The exercise ▸ Please print the full listing exactly.

Given data ▸
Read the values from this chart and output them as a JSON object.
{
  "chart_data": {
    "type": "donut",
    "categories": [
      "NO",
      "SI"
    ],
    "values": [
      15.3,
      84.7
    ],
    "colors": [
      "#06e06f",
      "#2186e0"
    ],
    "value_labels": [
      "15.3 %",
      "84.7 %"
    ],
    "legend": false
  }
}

Task solution ▸
Read the values from this chart and output them as a JSON object.
{
  "chart_data": {
    "type": "donut",
    "categories": [
      "NO",
      "SI"
    ],
    "values": [
      15.3,
      84.7
    ],
    "colors": [
      "#06e06f",
      "#2186e0"
    ],
    "value_labels": [
      "15.3 %",
      "84.7 %"
    ],
    "legend": false
  }
}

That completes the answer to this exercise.